-- Requirements --
Return all lines with the word "stats" in them.

++++ Data

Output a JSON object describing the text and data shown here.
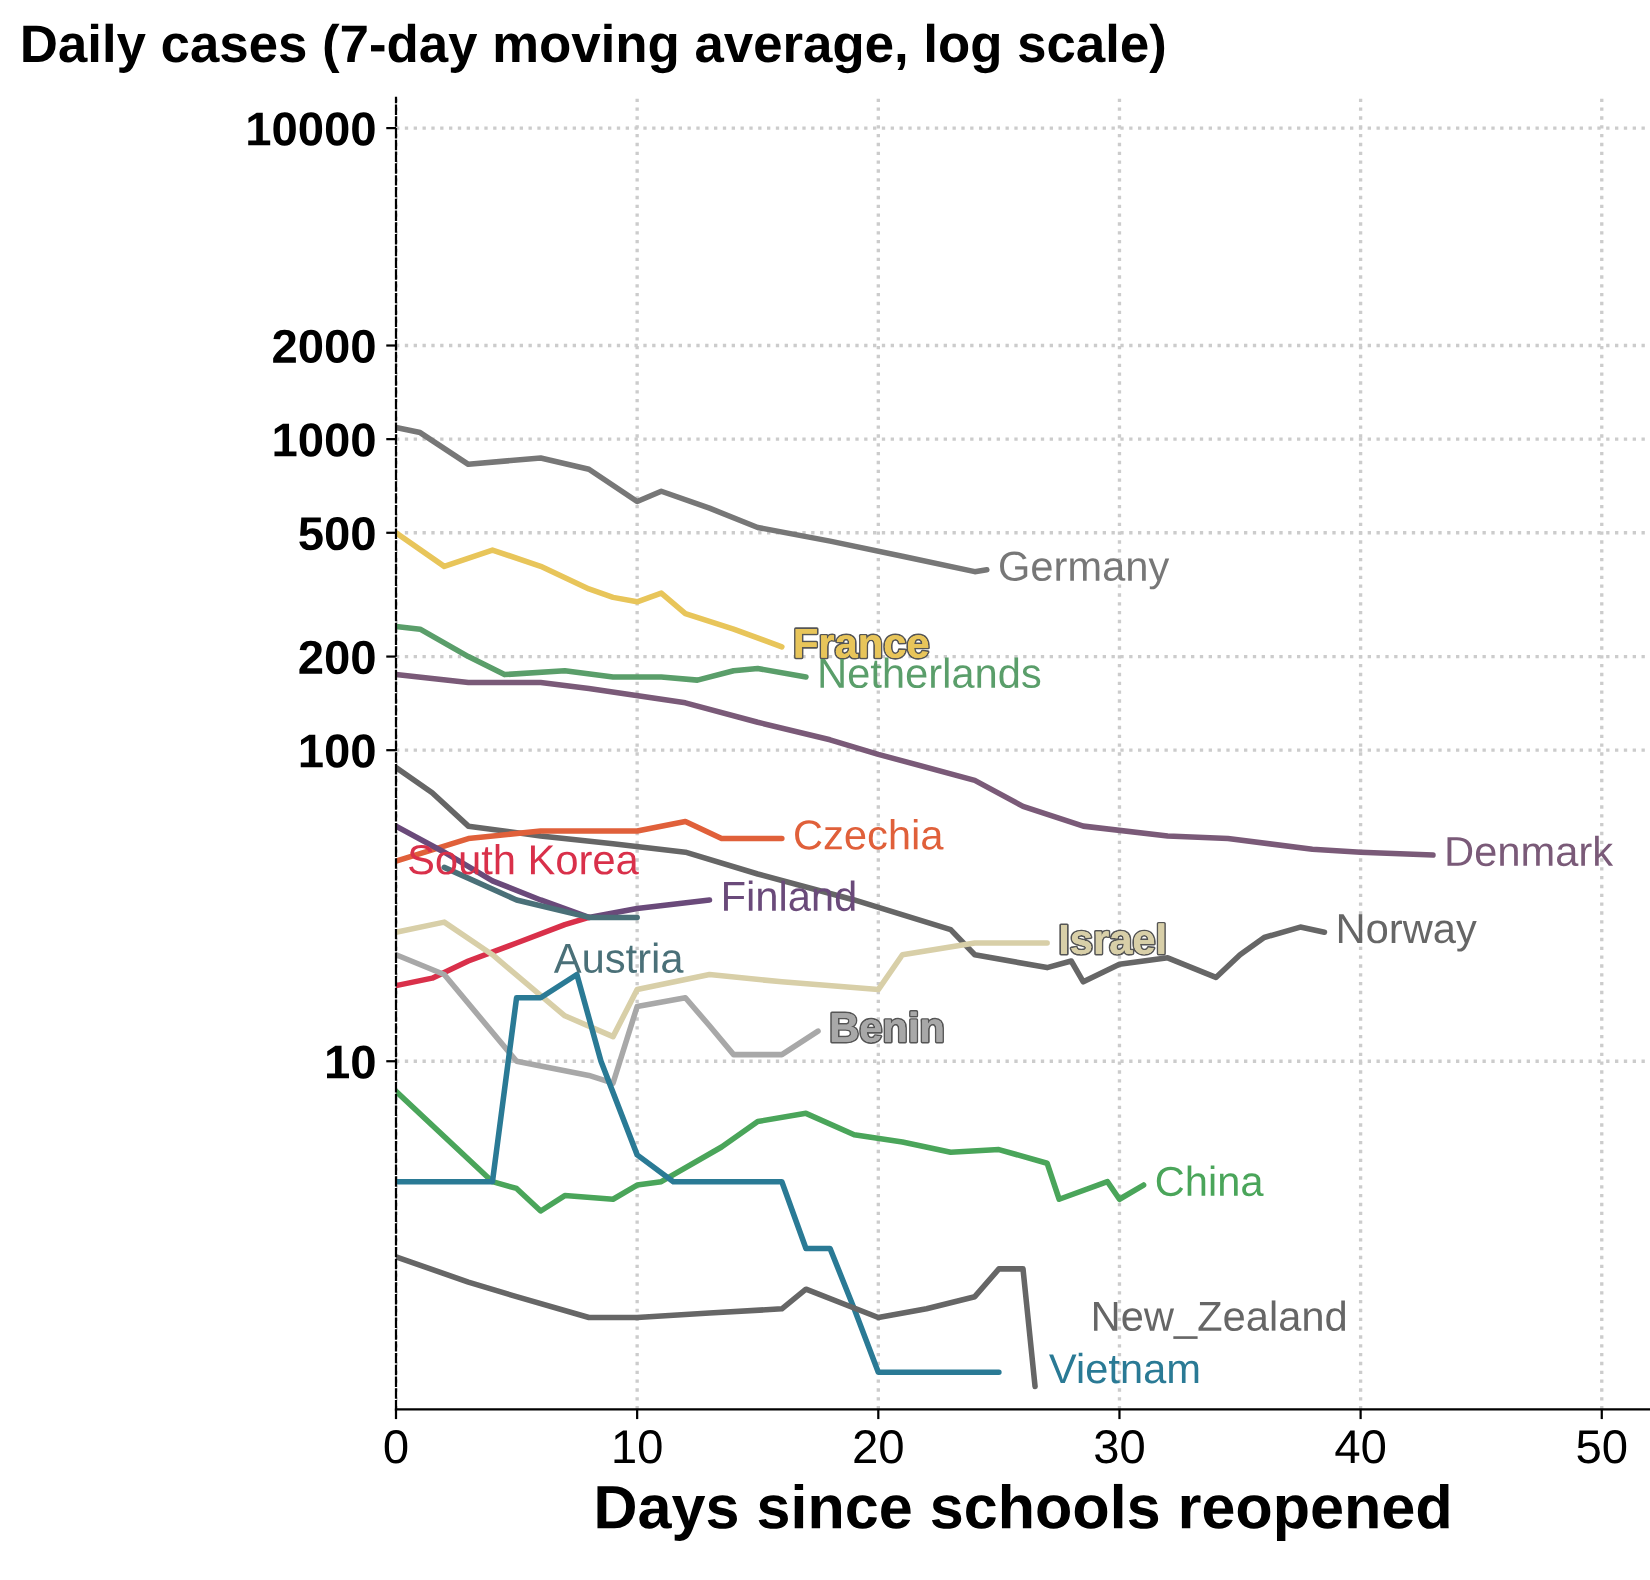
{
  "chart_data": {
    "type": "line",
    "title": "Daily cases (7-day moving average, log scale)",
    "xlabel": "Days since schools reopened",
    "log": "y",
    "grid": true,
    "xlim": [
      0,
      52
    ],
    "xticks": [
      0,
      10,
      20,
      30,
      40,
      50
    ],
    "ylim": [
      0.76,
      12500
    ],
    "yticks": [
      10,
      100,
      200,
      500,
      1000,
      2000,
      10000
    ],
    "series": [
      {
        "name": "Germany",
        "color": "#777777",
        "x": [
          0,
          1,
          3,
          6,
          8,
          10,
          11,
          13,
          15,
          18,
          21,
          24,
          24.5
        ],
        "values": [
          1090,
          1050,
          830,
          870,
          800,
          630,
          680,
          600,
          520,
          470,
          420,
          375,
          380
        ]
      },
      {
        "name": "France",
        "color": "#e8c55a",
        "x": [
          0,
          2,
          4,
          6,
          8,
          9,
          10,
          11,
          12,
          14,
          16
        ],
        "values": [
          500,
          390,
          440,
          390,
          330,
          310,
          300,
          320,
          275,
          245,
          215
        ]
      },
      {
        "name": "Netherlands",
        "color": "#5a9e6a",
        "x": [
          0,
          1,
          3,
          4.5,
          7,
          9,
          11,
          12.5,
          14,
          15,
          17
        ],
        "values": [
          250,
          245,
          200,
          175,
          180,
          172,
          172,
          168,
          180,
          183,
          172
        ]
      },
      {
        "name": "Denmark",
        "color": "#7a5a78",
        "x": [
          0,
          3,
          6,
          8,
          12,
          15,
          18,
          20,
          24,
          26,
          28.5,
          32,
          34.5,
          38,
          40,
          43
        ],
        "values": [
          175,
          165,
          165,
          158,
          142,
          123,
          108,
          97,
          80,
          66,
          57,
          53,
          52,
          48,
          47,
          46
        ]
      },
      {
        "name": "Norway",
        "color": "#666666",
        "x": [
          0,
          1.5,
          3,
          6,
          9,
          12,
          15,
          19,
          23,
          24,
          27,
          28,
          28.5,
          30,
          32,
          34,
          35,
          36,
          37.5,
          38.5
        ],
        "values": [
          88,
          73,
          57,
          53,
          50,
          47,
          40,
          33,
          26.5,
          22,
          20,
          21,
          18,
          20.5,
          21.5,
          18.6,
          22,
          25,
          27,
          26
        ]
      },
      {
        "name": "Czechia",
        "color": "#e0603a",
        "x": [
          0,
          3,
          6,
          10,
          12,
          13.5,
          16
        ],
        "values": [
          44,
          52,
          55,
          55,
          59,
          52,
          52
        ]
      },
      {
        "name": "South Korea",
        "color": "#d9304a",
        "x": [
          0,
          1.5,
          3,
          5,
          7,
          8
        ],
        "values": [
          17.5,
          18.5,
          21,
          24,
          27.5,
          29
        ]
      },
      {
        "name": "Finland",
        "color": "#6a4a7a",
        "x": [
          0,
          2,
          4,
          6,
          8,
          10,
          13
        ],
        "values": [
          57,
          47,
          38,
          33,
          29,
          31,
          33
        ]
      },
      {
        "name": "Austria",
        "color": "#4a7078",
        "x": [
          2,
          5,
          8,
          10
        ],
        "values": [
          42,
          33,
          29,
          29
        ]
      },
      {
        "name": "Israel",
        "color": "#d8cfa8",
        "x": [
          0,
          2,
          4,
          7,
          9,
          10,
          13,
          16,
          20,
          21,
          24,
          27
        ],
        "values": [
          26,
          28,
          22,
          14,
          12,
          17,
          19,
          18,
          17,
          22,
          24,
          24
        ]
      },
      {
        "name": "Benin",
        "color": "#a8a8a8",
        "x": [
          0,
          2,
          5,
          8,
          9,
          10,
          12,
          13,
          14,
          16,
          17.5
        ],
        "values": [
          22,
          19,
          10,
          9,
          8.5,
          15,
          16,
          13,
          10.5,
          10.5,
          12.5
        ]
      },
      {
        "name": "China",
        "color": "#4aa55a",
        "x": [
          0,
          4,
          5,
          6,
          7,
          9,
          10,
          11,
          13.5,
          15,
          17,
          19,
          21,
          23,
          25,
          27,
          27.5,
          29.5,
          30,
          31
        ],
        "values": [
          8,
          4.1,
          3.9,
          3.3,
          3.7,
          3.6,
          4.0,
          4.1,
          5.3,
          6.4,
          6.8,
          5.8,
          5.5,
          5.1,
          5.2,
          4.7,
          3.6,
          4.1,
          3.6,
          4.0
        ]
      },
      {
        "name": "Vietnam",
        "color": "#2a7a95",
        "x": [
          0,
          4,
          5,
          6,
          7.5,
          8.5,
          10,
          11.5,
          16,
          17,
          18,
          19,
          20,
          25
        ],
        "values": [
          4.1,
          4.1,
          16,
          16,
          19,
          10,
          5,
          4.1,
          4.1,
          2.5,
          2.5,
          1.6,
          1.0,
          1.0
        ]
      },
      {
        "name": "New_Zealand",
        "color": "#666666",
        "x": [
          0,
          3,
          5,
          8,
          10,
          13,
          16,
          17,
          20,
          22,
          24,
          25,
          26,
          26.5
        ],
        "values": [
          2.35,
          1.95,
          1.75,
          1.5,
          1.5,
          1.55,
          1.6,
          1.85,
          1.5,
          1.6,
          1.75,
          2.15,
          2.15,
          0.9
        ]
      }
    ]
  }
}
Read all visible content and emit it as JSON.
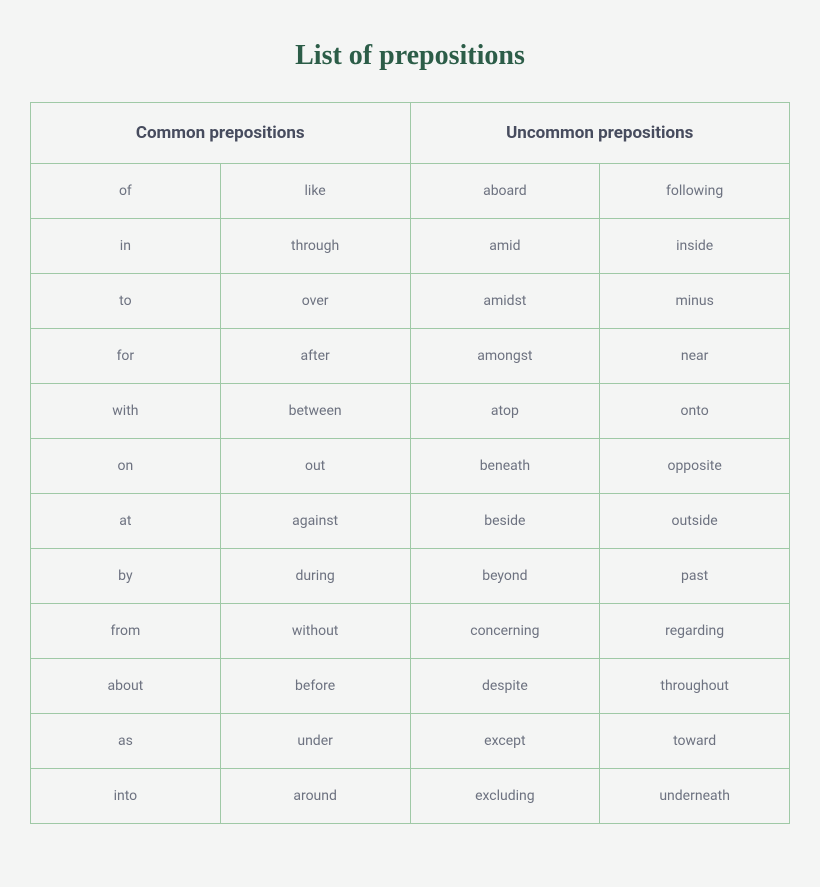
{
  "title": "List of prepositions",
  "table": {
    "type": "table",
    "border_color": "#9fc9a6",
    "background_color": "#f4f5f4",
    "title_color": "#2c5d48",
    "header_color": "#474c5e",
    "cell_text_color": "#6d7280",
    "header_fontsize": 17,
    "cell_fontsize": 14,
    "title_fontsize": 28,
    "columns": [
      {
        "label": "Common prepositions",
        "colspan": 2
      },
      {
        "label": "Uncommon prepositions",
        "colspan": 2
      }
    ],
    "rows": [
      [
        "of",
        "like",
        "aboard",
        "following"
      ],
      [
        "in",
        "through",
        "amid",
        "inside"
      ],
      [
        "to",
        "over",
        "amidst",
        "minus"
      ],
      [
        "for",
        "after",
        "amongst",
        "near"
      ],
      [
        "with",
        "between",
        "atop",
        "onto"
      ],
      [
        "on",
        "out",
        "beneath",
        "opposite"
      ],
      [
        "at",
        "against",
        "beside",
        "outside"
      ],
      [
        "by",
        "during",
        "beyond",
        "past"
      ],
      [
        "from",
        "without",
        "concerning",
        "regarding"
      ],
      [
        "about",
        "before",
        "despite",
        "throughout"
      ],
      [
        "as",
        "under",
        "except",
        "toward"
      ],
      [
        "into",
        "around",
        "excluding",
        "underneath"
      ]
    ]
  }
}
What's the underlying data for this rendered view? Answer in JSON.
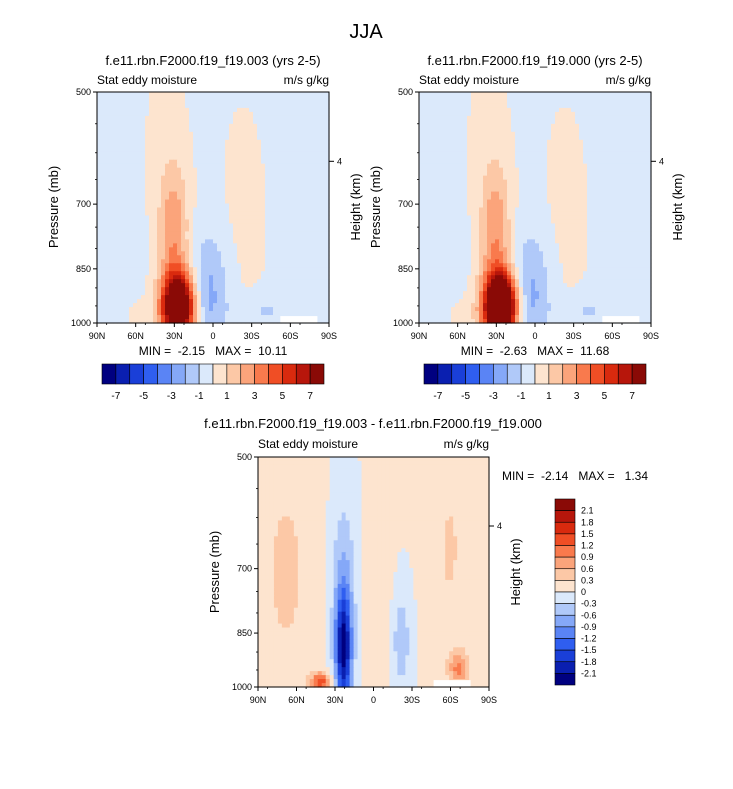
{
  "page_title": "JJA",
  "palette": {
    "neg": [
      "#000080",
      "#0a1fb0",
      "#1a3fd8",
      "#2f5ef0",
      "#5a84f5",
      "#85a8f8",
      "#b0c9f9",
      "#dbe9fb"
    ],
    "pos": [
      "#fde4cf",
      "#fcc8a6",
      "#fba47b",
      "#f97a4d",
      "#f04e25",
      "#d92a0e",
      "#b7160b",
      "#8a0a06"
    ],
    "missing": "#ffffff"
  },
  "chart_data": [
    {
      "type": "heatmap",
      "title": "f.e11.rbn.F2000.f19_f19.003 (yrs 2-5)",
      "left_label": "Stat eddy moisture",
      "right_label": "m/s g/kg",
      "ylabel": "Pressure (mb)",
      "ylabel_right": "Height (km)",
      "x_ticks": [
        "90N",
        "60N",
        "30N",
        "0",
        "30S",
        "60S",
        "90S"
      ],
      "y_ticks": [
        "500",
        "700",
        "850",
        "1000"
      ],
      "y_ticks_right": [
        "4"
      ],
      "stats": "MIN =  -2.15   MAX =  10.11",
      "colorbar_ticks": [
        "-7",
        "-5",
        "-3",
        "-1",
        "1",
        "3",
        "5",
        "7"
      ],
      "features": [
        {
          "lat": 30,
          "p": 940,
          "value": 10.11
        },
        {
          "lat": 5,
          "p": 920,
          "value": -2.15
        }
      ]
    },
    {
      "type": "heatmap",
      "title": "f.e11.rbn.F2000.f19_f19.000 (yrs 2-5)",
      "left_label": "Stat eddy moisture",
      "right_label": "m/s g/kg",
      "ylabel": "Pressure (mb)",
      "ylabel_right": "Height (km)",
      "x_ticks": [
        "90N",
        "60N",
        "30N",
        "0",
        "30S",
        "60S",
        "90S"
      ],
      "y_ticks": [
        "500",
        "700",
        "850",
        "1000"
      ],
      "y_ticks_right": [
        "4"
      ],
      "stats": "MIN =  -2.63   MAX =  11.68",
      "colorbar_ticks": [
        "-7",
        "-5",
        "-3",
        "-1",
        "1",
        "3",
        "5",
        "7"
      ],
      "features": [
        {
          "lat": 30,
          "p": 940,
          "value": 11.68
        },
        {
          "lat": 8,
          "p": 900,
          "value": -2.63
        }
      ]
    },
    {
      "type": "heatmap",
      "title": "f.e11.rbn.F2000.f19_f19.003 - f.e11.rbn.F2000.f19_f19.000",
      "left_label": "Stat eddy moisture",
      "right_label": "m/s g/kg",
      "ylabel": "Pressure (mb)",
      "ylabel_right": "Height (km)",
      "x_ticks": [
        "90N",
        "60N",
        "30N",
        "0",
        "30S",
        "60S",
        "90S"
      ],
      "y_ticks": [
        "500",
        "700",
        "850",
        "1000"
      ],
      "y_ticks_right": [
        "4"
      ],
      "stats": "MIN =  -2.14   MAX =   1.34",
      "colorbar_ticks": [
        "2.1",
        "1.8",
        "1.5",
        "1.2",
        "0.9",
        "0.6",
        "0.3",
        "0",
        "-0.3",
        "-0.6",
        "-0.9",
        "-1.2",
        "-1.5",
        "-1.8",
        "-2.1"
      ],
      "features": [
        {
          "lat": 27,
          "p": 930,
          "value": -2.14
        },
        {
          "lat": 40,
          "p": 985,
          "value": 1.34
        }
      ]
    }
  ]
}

++++++++

-- Solution to the problem --
      "stats": "MIN =  -2.15   MAX =  10.11",
      "stats": "MIN =  -2.63   MAX =  11.68",
      "stats": "MIN =  -2.14   MAX =   1.34",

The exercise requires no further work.